Problem to solve >> From the records below, copy every line that contains the word "Agent".
— START Record set —
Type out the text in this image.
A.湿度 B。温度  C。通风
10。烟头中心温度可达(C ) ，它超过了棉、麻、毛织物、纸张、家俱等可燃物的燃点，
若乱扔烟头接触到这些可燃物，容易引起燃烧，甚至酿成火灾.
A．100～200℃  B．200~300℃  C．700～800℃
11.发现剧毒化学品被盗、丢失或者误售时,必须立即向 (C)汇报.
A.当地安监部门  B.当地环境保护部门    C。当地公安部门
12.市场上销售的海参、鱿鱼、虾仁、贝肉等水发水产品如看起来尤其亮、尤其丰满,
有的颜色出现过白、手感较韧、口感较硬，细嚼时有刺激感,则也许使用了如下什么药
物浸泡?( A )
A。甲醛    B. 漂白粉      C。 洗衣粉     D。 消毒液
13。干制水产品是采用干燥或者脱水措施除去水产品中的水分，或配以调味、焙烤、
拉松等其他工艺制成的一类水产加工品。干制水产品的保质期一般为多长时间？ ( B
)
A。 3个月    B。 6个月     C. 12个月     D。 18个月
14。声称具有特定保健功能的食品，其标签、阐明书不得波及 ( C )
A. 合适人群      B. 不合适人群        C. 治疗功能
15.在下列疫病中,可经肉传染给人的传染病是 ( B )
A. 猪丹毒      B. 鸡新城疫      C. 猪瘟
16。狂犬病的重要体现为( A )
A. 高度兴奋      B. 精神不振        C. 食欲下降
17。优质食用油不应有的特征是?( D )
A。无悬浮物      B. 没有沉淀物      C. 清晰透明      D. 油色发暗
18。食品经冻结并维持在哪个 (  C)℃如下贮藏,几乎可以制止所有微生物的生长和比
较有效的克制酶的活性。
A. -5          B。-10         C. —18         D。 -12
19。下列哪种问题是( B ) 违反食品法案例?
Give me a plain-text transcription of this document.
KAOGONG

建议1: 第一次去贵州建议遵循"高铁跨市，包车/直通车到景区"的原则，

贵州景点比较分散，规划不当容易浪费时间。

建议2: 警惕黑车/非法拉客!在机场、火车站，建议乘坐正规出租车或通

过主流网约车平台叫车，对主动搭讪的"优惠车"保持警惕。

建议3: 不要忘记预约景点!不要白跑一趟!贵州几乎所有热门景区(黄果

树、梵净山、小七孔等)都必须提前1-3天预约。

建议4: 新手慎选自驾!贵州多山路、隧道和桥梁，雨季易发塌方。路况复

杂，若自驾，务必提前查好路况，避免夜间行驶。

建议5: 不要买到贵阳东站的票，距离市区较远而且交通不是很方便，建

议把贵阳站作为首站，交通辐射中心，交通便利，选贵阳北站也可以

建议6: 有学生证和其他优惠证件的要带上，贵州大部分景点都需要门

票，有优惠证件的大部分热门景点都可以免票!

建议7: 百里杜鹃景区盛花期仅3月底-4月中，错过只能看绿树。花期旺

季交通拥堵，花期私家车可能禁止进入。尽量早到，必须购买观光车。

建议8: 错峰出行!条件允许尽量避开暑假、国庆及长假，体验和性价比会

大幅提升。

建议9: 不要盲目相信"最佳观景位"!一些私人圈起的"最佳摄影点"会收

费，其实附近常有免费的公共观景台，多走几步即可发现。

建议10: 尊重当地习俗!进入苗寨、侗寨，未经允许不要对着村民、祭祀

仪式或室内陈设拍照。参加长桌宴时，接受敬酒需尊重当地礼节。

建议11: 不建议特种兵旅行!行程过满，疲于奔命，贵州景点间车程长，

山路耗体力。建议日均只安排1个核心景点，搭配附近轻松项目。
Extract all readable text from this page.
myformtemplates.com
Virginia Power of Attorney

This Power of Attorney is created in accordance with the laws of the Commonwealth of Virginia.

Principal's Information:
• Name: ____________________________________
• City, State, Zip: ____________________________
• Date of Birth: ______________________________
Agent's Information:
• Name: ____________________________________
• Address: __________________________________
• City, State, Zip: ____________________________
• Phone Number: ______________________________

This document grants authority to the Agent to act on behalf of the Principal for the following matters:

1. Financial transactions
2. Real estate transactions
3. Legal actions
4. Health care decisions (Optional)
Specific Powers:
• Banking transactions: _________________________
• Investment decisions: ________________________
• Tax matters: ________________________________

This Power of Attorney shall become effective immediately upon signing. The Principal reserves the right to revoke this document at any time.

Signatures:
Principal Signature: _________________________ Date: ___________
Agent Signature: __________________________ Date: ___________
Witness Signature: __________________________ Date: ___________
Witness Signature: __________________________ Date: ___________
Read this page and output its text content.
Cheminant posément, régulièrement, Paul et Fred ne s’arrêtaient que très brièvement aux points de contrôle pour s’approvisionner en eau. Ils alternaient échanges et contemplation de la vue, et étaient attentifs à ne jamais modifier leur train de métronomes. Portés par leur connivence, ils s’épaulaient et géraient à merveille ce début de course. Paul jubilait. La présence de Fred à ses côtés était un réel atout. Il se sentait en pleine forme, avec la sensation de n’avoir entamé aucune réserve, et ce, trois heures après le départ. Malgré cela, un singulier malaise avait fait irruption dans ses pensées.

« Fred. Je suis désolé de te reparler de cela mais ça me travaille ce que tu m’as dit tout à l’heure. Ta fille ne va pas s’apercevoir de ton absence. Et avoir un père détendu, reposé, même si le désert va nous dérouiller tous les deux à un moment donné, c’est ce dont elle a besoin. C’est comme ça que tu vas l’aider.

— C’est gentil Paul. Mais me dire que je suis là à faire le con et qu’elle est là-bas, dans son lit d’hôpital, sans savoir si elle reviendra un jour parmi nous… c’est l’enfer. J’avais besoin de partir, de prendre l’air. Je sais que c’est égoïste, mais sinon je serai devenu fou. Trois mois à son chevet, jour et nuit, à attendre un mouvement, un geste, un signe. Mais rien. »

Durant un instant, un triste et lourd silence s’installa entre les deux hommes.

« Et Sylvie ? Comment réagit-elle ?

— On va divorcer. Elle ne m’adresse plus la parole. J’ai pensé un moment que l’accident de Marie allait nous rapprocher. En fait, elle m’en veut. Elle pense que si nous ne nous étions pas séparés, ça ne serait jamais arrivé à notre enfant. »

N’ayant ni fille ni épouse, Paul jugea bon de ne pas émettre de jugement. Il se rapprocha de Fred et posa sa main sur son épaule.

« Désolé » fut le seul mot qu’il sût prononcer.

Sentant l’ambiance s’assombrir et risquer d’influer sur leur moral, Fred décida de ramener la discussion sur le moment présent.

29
— END Record set —
Exercise result >>
Agent's Information:
This document grants authority to the Agent to act on behalf of the Principal for the following matters:
Agent Signature: __________________________ Date: ___________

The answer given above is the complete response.